— BRIEF —
Please copy every line of the records below that holds the word "this".

— INFORMATION PROVIDED —
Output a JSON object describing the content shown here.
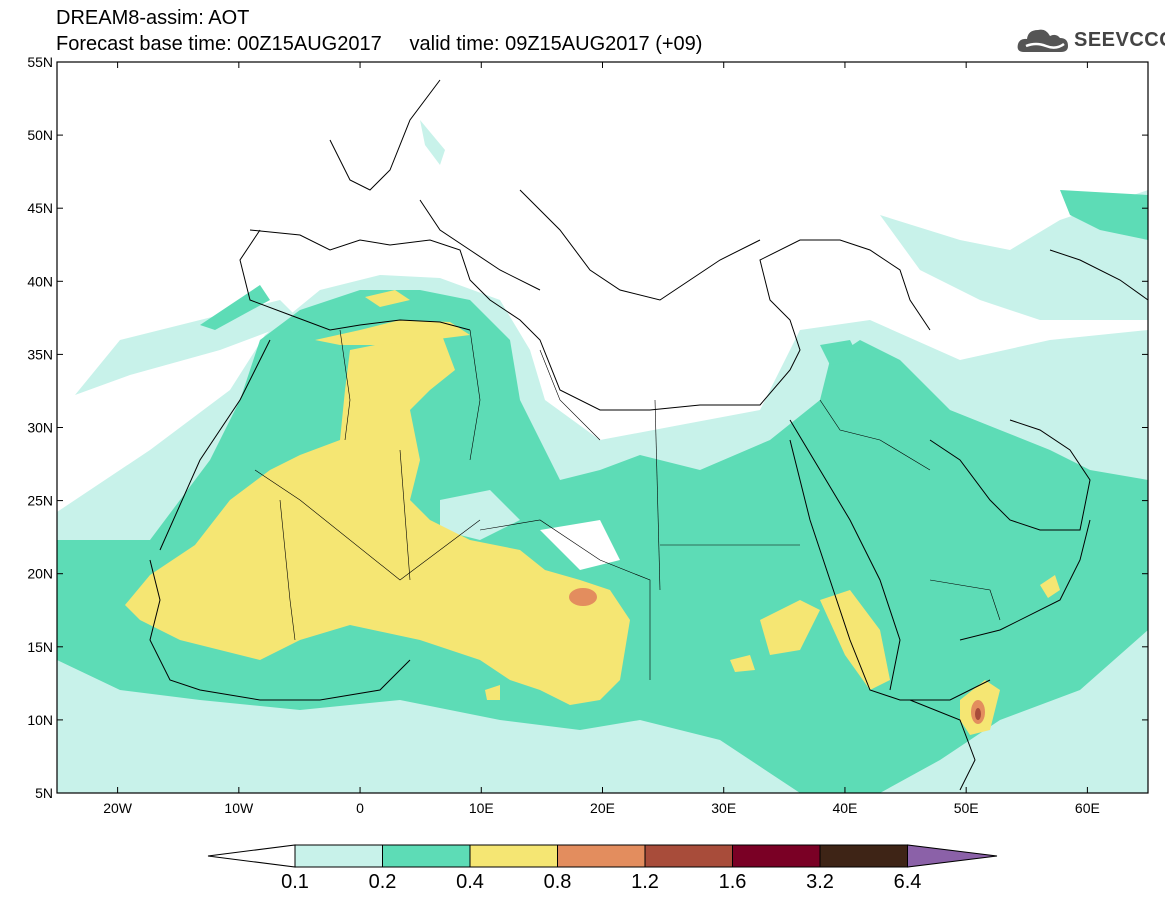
{
  "header": {
    "title_line1": "DREAM8-assim: AOT",
    "title_line2": "Forecast base time: 00Z15AUG2017     valid time: 09Z15AUG2017 (+09)",
    "logo_text": "SEEVCCC"
  },
  "map": {
    "lat_labels": [
      "55N",
      "50N",
      "45N",
      "40N",
      "35N",
      "30N",
      "25N",
      "20N",
      "15N",
      "10N",
      "5N"
    ],
    "lon_labels": [
      "20W",
      "10W",
      "0",
      "10E",
      "20E",
      "30E",
      "40E",
      "50E",
      "60E"
    ],
    "lon_range": [
      -25,
      65
    ],
    "lat_range": [
      5,
      55
    ]
  },
  "colorbar": {
    "labels": [
      "0.1",
      "0.2",
      "0.4",
      "0.8",
      "1.2",
      "1.6",
      "3.2",
      "6.4"
    ],
    "colors": [
      "#ffffff",
      "#c8f2ea",
      "#5ddcb6",
      "#f5e673",
      "#e38d5e",
      "#a84c3a",
      "#7a0025",
      "#3e2416",
      "#8b61a8"
    ]
  }
}
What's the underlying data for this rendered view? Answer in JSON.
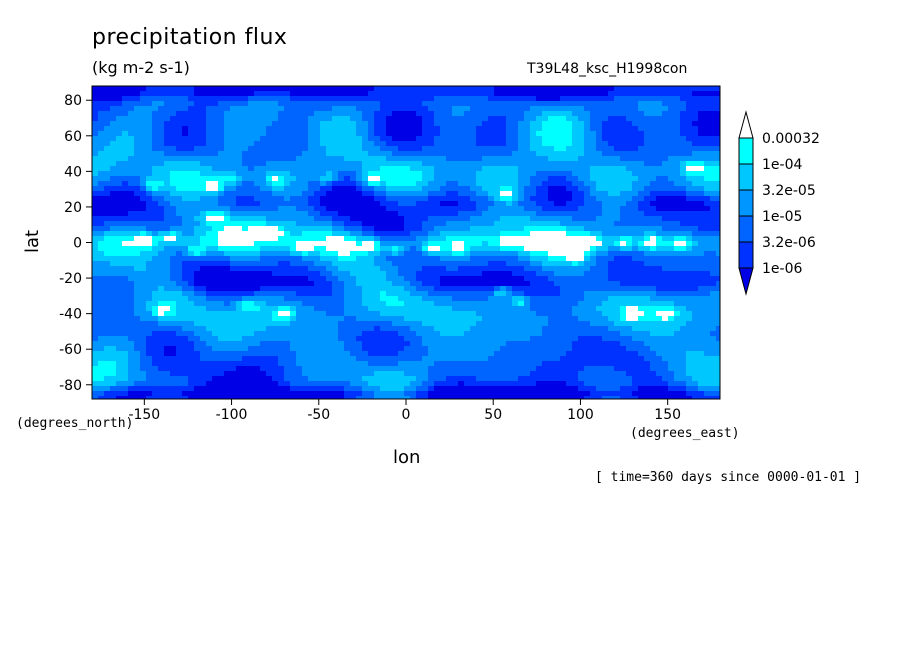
{
  "chart_data": {
    "type": "heatmap",
    "title": "precipitation flux",
    "units": "(kg m-2 s-1)",
    "run_label": "T39L48_ksc_H1998con",
    "xlabel": "lon",
    "ylabel": "lat",
    "x_units": "(degrees_east)",
    "y_units": "(degrees_north)",
    "timestamp": "[ time=360 days since 0000-01-01 ]",
    "xlim": [
      -180,
      180
    ],
    "ylim": [
      -88,
      88
    ],
    "x_ticks": [
      -150,
      -100,
      -50,
      0,
      50,
      100,
      150
    ],
    "y_ticks": [
      -80,
      -60,
      -40,
      -20,
      0,
      20,
      40,
      60,
      80
    ],
    "x_tick_labels": [
      "-150",
      "-100",
      "-50",
      "0",
      "50",
      "100",
      "150"
    ],
    "y_tick_labels": [
      "-80",
      "-60",
      "-40",
      "-20",
      "0",
      "20",
      "40",
      "60",
      "80"
    ],
    "colorbar": {
      "levels": [
        "0.00032",
        "1e-04",
        "3.2e-05",
        "1e-05",
        "3.2e-06",
        "1e-06"
      ],
      "colors": [
        "#ffffff",
        "#00ffff",
        "#00c8ff",
        "#0096ff",
        "#0064ff",
        "#0032ff",
        "#0000e6"
      ]
    }
  }
}
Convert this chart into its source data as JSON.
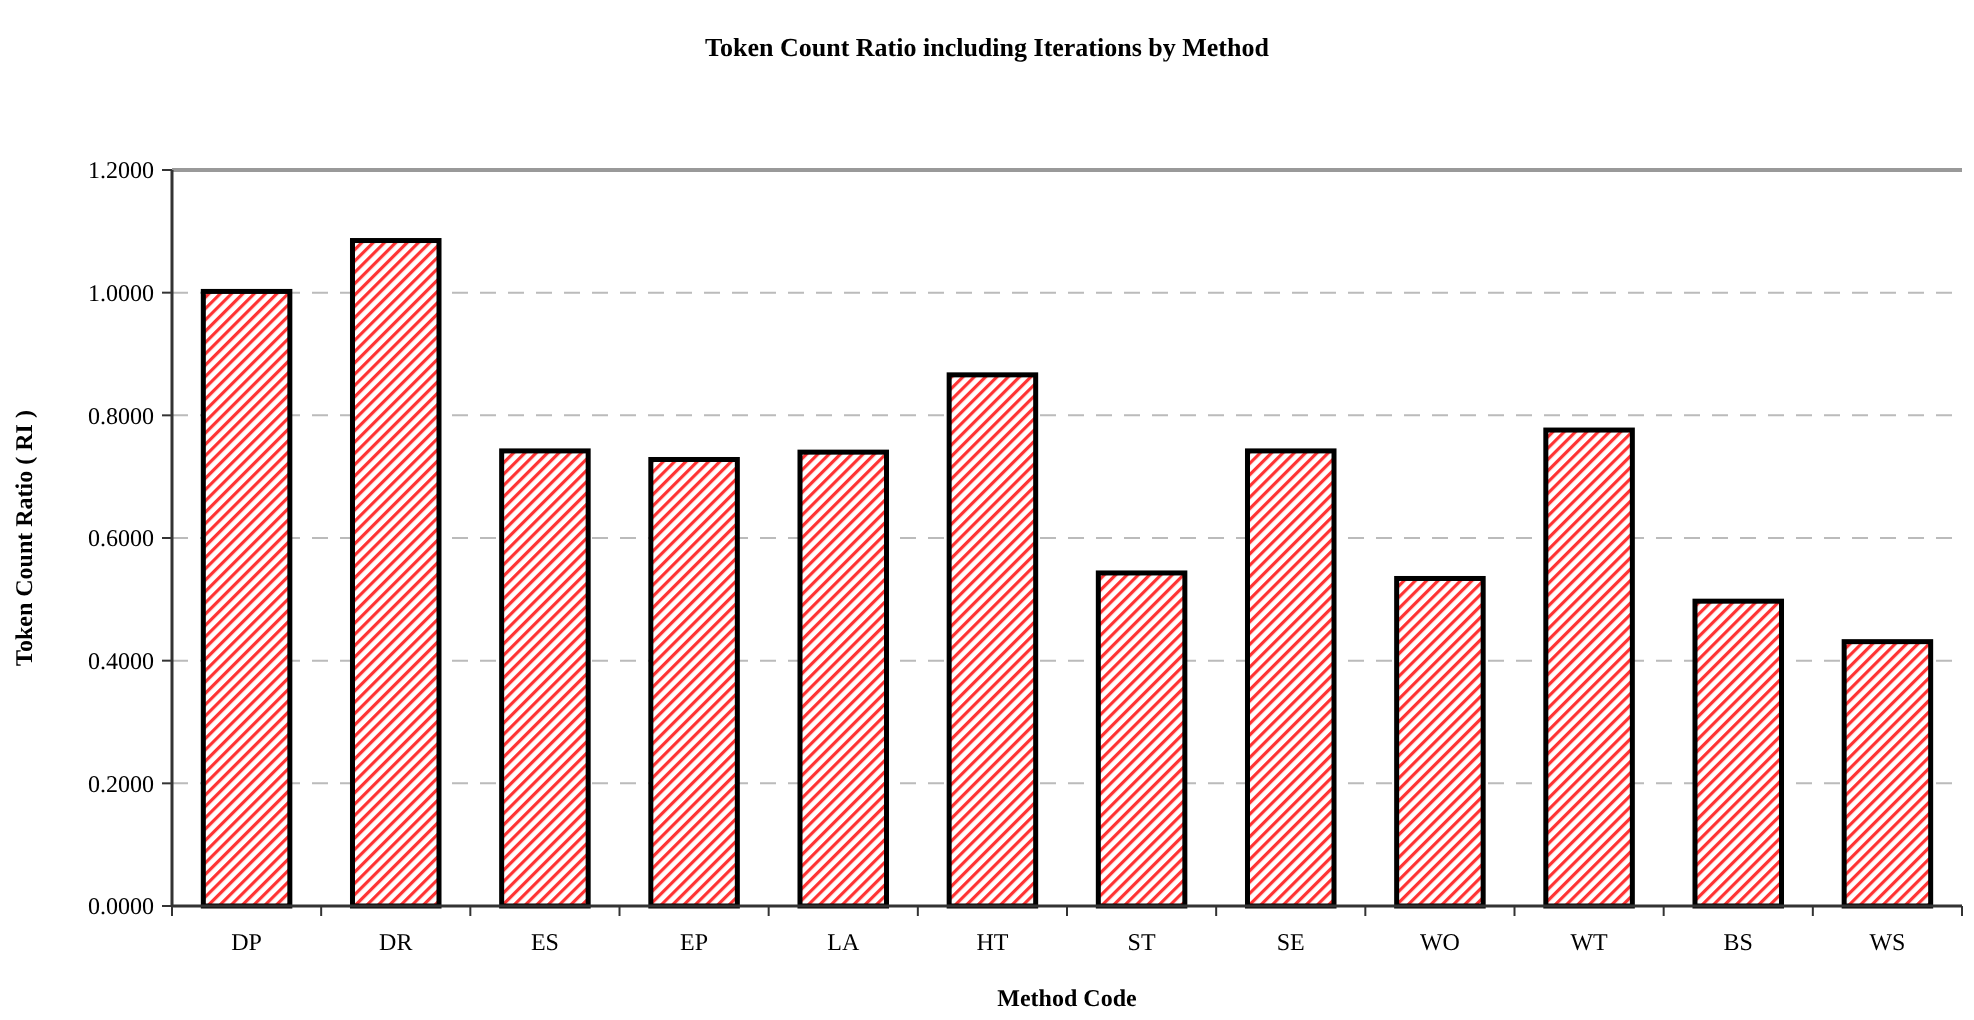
{
  "chart_data": {
    "type": "bar",
    "title": "Token Count Ratio including Iterations by Method",
    "xlabel": "Method Code",
    "ylabel": "Token Count Ratio ( RI )",
    "categories": [
      "DP",
      "DR",
      "ES",
      "EP",
      "LA",
      "HT",
      "ST",
      "SE",
      "WO",
      "WT",
      "BS",
      "WS"
    ],
    "values": [
      1.002,
      1.085,
      0.742,
      0.728,
      0.74,
      0.866,
      0.543,
      0.742,
      0.534,
      0.776,
      0.497,
      0.431
    ],
    "color": "#ff3333",
    "ylim": [
      0,
      1.2
    ],
    "yticks": [
      {
        "value": 0,
        "label": "0.0000"
      },
      {
        "value": 0.2,
        "label": "0.2000"
      },
      {
        "value": 0.4,
        "label": "0.4000"
      },
      {
        "value": 0.6,
        "label": "0.6000"
      },
      {
        "value": 0.8,
        "label": "0.8000"
      },
      {
        "value": 1,
        "label": "1.0000"
      },
      {
        "value": 1.2,
        "label": "1.2000"
      }
    ],
    "grid": "y"
  }
}
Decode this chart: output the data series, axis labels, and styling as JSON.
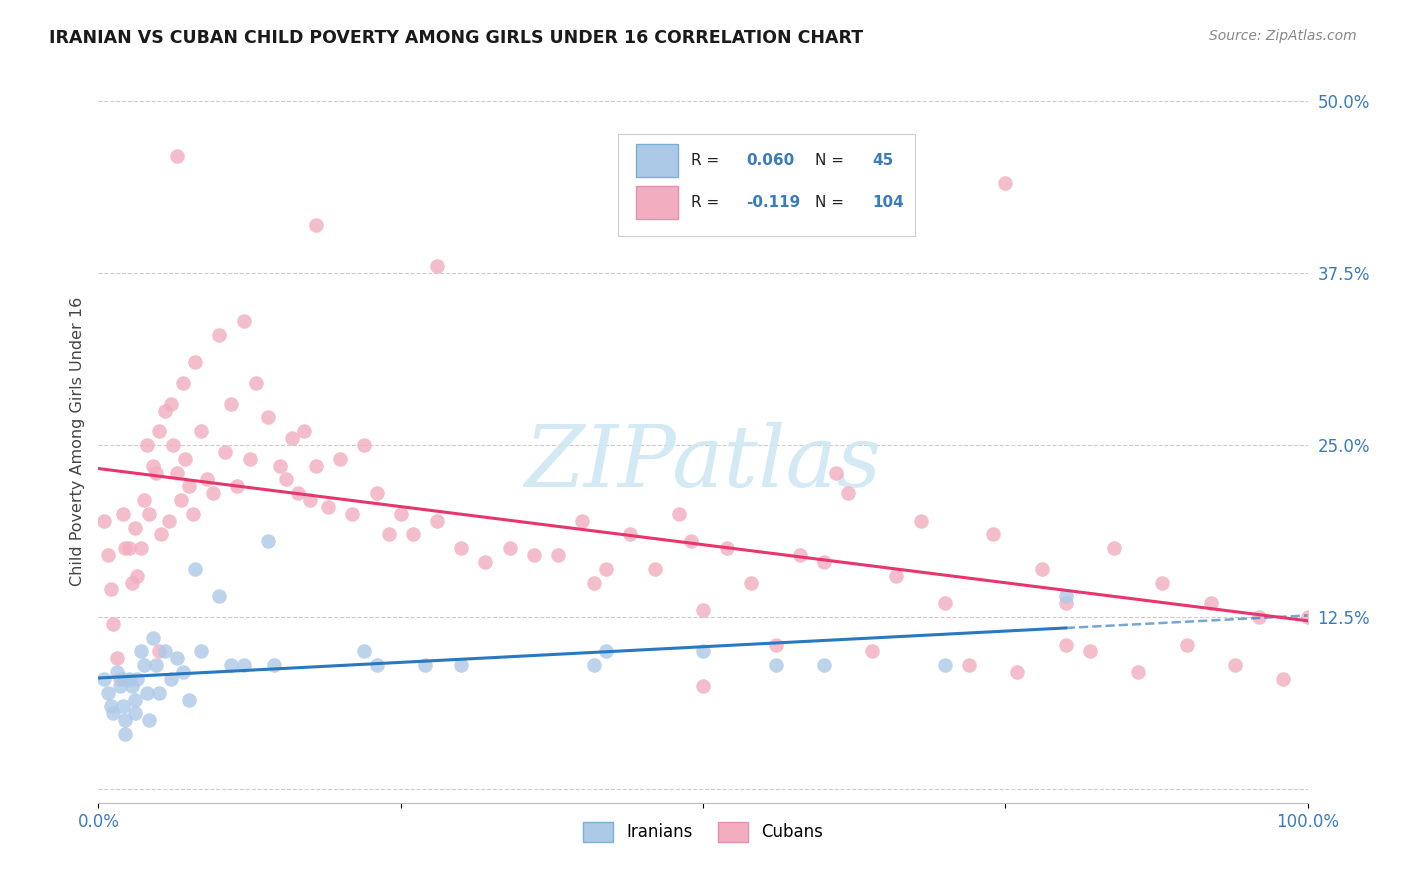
{
  "title": "IRANIAN VS CUBAN CHILD POVERTY AMONG GIRLS UNDER 16 CORRELATION CHART",
  "source": "Source: ZipAtlas.com",
  "ylabel": "Child Poverty Among Girls Under 16",
  "bg_color": "#ffffff",
  "grid_color": "#cccccc",
  "iranian_color": "#adc9e8",
  "cuban_color": "#f2adc0",
  "iranian_line_color": "#2979c0",
  "cuban_line_color": "#e8356b",
  "tick_color": "#3a7abf",
  "r_iranian": 0.06,
  "n_iranian": 45,
  "r_cuban": -0.119,
  "n_cuban": 104,
  "xlim": [
    0.0,
    1.0
  ],
  "ylim": [
    -0.01,
    0.515
  ],
  "iranian_x": [
    0.005,
    0.008,
    0.01,
    0.012,
    0.015,
    0.018,
    0.02,
    0.02,
    0.022,
    0.022,
    0.025,
    0.028,
    0.03,
    0.03,
    0.032,
    0.035,
    0.038,
    0.04,
    0.042,
    0.045,
    0.048,
    0.05,
    0.055,
    0.06,
    0.065,
    0.07,
    0.075,
    0.08,
    0.085,
    0.1,
    0.11,
    0.12,
    0.14,
    0.145,
    0.22,
    0.23,
    0.27,
    0.3,
    0.41,
    0.42,
    0.5,
    0.56,
    0.6,
    0.7,
    0.8
  ],
  "iranian_y": [
    0.08,
    0.07,
    0.06,
    0.055,
    0.085,
    0.075,
    0.08,
    0.06,
    0.05,
    0.04,
    0.08,
    0.075,
    0.065,
    0.055,
    0.08,
    0.1,
    0.09,
    0.07,
    0.05,
    0.11,
    0.09,
    0.07,
    0.1,
    0.08,
    0.095,
    0.085,
    0.065,
    0.16,
    0.1,
    0.14,
    0.09,
    0.09,
    0.18,
    0.09,
    0.1,
    0.09,
    0.09,
    0.09,
    0.09,
    0.1,
    0.1,
    0.09,
    0.09,
    0.09,
    0.14
  ],
  "cuban_x": [
    0.005,
    0.008,
    0.01,
    0.012,
    0.015,
    0.018,
    0.02,
    0.022,
    0.025,
    0.028,
    0.03,
    0.032,
    0.035,
    0.038,
    0.04,
    0.042,
    0.045,
    0.048,
    0.05,
    0.052,
    0.055,
    0.058,
    0.06,
    0.062,
    0.065,
    0.068,
    0.07,
    0.072,
    0.075,
    0.078,
    0.08,
    0.085,
    0.09,
    0.095,
    0.1,
    0.105,
    0.11,
    0.115,
    0.12,
    0.125,
    0.13,
    0.14,
    0.15,
    0.155,
    0.16,
    0.165,
    0.17,
    0.175,
    0.18,
    0.19,
    0.2,
    0.21,
    0.22,
    0.23,
    0.24,
    0.25,
    0.26,
    0.28,
    0.3,
    0.32,
    0.34,
    0.36,
    0.38,
    0.4,
    0.41,
    0.42,
    0.44,
    0.46,
    0.48,
    0.5,
    0.52,
    0.54,
    0.56,
    0.58,
    0.6,
    0.62,
    0.64,
    0.66,
    0.68,
    0.7,
    0.72,
    0.74,
    0.76,
    0.78,
    0.8,
    0.82,
    0.84,
    0.86,
    0.88,
    0.9,
    0.92,
    0.94,
    0.96,
    0.98,
    1.0,
    0.05,
    0.065,
    0.18,
    0.28,
    0.49,
    0.5,
    0.61,
    0.75,
    0.8
  ],
  "cuban_y": [
    0.195,
    0.17,
    0.145,
    0.12,
    0.095,
    0.08,
    0.2,
    0.175,
    0.175,
    0.15,
    0.19,
    0.155,
    0.175,
    0.21,
    0.25,
    0.2,
    0.235,
    0.23,
    0.26,
    0.185,
    0.275,
    0.195,
    0.28,
    0.25,
    0.23,
    0.21,
    0.295,
    0.24,
    0.22,
    0.2,
    0.31,
    0.26,
    0.225,
    0.215,
    0.33,
    0.245,
    0.28,
    0.22,
    0.34,
    0.24,
    0.295,
    0.27,
    0.235,
    0.225,
    0.255,
    0.215,
    0.26,
    0.21,
    0.235,
    0.205,
    0.24,
    0.2,
    0.25,
    0.215,
    0.185,
    0.2,
    0.185,
    0.195,
    0.175,
    0.165,
    0.175,
    0.17,
    0.17,
    0.195,
    0.15,
    0.16,
    0.185,
    0.16,
    0.2,
    0.13,
    0.175,
    0.15,
    0.105,
    0.17,
    0.165,
    0.215,
    0.1,
    0.155,
    0.195,
    0.135,
    0.09,
    0.185,
    0.085,
    0.16,
    0.135,
    0.1,
    0.175,
    0.085,
    0.15,
    0.105,
    0.135,
    0.09,
    0.125,
    0.08,
    0.125,
    0.1,
    0.46,
    0.41,
    0.38,
    0.18,
    0.075,
    0.23,
    0.44,
    0.105
  ]
}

— ANSWER TO THE PROBLEM —
What's the underlying data for this rendered view? Answer in JSON.
Convert this chart into its source data as JSON.
Decode this chart: output the data series, axis labels, and styling as JSON.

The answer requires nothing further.